• **Instruction A**: Print the passage from "- Conference: Independent" to "Hamilton, New York." from the article on the 1952 Colgate Red Raiders football team, reproducing it word for word.

• **Excerpted text**:

▬▬▬▬▬▬▬▬▬▬

- Conference: Independent
- Record: 6–3
- Head coach: Hal Lahar (1st season);
- Captain: Donald Main
- Home stadium: Colgate Athletic Field

= 1952 Colgate Red Raiders football team =

American college football season

The 1952 Colgate Red Raiders football team was an American football team that represented Colgate University as an independent during the 1952 college football season. In its first season under head coach Hal Lahar, the team compiled a 6–3 record and outscored opponents by a total of 195 to 107. Donald Main was the team captain. The team played its home games at Colgate Athletic Field in Hamilton, New York.

▬▬▬▬▬▬▬▬▬▬

(Records)
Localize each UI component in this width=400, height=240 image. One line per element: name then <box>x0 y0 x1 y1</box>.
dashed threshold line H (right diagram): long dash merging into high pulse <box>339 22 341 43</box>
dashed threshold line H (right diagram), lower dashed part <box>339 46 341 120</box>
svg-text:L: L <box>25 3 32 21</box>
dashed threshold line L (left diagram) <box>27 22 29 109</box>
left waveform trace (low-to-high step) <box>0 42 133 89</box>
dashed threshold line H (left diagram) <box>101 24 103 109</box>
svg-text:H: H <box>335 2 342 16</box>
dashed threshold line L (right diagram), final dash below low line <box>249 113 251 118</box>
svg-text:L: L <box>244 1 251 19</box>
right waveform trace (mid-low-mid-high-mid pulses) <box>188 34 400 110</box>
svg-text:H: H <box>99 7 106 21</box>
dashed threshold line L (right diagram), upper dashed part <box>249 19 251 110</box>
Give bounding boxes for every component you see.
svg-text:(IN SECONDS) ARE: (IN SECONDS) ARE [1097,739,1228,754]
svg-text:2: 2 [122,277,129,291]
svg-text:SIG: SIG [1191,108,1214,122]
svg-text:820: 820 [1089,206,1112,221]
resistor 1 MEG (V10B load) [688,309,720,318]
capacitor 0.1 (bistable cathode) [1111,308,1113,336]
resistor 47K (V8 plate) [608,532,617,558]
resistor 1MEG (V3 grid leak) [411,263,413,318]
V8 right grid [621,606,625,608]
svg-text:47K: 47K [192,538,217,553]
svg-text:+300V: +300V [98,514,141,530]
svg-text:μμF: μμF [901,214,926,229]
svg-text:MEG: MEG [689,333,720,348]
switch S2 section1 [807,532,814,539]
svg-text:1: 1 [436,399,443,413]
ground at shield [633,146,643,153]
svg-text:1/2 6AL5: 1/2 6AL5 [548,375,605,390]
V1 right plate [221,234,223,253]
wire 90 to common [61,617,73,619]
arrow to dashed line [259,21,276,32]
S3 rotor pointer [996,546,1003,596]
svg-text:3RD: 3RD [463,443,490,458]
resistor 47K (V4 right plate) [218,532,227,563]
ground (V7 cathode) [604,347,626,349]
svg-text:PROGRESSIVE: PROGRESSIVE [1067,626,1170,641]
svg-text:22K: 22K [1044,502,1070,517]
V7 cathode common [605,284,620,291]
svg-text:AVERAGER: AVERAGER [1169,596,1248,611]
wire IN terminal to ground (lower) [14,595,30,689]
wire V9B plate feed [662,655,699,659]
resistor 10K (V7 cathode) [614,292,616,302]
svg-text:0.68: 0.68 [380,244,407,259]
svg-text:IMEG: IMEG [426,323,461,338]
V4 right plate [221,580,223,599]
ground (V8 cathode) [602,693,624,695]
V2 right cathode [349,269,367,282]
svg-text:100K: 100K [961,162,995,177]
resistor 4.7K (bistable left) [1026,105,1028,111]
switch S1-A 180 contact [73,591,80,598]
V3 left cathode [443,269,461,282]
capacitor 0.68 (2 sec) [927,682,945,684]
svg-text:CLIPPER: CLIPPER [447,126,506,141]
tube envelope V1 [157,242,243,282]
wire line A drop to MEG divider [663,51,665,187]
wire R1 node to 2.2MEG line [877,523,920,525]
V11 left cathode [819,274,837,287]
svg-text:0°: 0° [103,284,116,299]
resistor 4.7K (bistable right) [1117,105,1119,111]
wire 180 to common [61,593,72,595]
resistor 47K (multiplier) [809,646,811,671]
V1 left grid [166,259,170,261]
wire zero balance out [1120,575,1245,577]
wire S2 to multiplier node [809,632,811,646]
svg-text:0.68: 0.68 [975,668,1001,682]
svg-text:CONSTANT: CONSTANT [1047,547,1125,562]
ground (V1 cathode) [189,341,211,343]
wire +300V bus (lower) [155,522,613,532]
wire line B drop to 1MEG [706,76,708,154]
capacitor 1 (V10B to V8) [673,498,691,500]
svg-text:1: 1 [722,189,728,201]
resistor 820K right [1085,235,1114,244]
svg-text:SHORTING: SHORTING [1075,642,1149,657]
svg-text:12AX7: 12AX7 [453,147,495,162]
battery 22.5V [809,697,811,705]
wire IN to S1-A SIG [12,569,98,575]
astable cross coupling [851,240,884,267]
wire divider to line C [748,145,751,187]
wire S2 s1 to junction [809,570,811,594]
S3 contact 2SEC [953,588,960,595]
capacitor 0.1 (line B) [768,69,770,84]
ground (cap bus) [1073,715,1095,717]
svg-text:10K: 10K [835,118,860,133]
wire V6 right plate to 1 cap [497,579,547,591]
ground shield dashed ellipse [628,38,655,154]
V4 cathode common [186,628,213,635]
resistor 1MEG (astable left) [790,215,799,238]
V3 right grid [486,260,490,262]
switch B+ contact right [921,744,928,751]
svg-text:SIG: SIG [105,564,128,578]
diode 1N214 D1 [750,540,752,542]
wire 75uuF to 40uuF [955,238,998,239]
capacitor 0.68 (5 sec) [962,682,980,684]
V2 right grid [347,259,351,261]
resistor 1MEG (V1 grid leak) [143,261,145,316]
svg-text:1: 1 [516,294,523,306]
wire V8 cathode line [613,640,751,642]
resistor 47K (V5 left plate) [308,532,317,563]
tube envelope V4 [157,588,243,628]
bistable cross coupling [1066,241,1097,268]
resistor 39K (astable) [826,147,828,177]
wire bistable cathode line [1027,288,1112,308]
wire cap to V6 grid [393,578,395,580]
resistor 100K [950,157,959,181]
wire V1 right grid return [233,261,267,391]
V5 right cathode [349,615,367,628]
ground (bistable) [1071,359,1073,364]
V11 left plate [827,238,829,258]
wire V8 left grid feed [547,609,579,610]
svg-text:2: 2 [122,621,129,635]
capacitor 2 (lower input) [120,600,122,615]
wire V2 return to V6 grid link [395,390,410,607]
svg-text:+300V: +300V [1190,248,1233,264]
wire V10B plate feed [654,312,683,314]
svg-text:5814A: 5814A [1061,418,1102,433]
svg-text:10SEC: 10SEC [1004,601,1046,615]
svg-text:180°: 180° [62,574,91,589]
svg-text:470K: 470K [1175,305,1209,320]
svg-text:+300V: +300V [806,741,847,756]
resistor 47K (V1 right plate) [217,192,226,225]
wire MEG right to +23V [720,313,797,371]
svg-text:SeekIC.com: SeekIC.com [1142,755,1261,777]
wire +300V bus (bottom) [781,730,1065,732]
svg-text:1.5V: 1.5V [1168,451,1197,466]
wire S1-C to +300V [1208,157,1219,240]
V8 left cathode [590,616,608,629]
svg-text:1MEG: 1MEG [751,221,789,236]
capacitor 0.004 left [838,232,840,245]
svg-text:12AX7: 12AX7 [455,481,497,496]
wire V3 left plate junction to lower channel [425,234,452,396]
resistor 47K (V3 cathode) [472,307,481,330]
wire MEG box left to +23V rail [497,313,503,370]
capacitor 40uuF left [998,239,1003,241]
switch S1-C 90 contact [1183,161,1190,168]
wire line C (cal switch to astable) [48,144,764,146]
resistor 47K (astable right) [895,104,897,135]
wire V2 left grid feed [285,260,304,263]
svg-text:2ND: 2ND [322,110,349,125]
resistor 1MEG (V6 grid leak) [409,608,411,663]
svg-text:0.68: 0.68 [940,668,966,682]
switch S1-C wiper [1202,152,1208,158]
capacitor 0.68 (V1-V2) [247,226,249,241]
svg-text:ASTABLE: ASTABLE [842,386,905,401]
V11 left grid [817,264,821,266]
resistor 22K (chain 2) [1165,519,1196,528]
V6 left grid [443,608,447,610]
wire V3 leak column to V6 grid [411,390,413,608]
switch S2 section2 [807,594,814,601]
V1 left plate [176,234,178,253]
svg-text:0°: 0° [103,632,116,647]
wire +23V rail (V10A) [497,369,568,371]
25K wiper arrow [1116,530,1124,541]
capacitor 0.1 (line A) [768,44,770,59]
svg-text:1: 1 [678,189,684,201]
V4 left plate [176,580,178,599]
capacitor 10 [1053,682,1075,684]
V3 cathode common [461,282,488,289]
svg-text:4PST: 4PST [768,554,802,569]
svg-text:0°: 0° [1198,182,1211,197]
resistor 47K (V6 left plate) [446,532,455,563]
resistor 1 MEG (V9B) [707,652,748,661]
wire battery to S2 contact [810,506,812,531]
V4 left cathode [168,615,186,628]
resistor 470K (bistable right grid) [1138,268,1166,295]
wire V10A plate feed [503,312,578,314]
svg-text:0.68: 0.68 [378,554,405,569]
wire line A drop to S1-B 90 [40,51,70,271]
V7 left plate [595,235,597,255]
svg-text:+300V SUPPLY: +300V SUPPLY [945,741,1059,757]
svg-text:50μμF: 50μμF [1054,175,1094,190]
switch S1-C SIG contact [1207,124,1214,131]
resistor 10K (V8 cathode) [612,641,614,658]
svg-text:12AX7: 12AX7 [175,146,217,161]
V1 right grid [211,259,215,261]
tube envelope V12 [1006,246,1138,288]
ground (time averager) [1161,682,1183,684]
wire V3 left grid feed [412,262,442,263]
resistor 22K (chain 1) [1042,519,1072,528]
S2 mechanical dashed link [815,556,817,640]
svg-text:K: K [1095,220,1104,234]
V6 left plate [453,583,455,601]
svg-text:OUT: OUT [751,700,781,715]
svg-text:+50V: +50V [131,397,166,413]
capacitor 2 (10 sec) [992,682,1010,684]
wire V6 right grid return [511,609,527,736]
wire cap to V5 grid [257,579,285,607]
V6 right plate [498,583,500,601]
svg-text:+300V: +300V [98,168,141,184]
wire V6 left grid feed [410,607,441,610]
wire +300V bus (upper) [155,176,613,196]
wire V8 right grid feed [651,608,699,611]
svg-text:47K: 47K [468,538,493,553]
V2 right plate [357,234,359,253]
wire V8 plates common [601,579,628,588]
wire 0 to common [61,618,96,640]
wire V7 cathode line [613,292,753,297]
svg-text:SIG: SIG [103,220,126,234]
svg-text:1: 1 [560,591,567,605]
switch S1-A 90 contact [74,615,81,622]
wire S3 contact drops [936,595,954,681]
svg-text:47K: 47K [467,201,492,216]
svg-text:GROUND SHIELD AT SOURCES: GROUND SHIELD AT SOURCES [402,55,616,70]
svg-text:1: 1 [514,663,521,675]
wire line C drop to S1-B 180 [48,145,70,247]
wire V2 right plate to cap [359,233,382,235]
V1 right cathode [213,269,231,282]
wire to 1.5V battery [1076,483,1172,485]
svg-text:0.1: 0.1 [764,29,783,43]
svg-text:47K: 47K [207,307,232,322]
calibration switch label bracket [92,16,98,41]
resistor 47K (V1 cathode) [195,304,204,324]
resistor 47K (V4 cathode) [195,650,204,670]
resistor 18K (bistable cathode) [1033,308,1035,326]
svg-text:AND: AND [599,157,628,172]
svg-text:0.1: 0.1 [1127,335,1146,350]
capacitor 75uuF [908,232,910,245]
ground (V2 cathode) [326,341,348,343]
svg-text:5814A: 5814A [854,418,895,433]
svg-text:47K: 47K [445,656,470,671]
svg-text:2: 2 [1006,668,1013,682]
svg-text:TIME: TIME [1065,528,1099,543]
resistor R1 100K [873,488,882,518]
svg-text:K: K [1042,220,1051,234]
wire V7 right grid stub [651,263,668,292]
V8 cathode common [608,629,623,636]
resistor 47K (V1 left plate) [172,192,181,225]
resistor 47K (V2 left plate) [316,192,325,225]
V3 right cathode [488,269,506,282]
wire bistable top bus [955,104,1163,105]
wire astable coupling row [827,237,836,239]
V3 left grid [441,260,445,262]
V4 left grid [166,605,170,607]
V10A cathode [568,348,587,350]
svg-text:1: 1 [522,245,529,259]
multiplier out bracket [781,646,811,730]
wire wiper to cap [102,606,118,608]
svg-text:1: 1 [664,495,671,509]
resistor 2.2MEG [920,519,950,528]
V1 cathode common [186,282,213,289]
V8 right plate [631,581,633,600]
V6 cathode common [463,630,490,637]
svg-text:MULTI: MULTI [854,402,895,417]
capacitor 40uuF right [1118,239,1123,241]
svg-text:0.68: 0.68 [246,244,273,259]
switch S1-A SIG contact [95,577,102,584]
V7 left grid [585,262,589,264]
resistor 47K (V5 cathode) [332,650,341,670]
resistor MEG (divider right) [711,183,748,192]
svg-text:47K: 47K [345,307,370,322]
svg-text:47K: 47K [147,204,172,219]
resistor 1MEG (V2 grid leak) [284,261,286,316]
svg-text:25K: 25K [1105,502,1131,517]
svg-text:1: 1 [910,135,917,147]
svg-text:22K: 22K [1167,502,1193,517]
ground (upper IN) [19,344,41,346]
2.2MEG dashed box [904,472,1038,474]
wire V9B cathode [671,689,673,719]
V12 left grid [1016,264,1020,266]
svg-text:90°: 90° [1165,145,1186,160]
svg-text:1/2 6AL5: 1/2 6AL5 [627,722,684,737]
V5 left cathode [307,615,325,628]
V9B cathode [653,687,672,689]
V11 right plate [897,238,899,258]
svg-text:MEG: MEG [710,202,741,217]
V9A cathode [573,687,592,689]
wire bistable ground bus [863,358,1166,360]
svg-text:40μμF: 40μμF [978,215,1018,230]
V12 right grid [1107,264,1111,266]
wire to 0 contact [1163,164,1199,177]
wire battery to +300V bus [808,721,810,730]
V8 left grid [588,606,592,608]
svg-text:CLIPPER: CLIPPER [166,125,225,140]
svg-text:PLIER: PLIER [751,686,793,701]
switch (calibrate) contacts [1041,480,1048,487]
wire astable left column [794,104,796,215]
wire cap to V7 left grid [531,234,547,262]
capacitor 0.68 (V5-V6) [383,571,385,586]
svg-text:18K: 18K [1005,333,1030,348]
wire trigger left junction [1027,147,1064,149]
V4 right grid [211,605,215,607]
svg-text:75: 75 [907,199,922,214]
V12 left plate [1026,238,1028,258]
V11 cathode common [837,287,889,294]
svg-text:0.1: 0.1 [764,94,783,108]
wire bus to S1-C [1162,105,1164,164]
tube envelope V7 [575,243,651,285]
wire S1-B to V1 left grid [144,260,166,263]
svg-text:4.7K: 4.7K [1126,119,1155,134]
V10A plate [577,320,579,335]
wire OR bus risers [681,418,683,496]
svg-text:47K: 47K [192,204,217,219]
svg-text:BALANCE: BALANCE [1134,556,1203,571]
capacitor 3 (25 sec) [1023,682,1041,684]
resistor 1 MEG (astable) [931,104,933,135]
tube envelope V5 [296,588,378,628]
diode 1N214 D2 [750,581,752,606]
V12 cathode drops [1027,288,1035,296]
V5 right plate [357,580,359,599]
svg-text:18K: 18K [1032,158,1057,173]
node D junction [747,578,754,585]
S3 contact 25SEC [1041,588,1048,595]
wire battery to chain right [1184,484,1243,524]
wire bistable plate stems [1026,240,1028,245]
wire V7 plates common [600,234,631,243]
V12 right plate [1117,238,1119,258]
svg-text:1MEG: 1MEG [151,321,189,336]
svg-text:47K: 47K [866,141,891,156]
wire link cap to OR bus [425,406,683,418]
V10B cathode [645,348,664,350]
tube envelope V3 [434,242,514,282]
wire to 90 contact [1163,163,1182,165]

▬▬▬▬▬▬▬▬▬▬

• **Instruction B**: Output the rows from the first one through the line containing "svg-text:L: L <box>244 1 251 19</box>", both included, without any changes.

• **Exercise result A**:
- Conference: Independent
- Record: 6–3
- Head coach: Hal Lahar (1st season);
- Captain: Donald Main
- Home stadium: Colgate Athletic Field

= 1952 Colgate Red Raiders football team =

American college football season

The 1952 Colgate Red Raiders football team was an American football team that represented Colgate University as an independent during the 1952 college football season. In its first season under head coach Hal Lahar, the team compiled a 6–3 record and outscored opponents by a total of 195 to 107. Donald Main was the team captain. The team played its home games at Colgate Athletic Field in Hamilton, New York.

• **Exercise result B**:
Localize each UI component in this width=400, height=240 image. One line per element: name then <box>x0 y0 x1 y1</box>.
dashed threshold line H (right diagram): long dash merging into high pulse <box>339 22 341 43</box>
dashed threshold line H (right diagram), lower dashed part <box>339 46 341 120</box>
svg-text:L: L <box>25 3 32 21</box>
dashed threshold line L (left diagram) <box>27 22 29 109</box>
left waveform trace (low-to-high step) <box>0 42 133 89</box>
dashed threshold line H (left diagram) <box>101 24 103 109</box>
svg-text:H: H <box>335 2 342 16</box>
dashed threshold line L (right diagram), final dash below low line <box>249 113 251 118</box>
svg-text:L: L <box>244 1 251 19</box>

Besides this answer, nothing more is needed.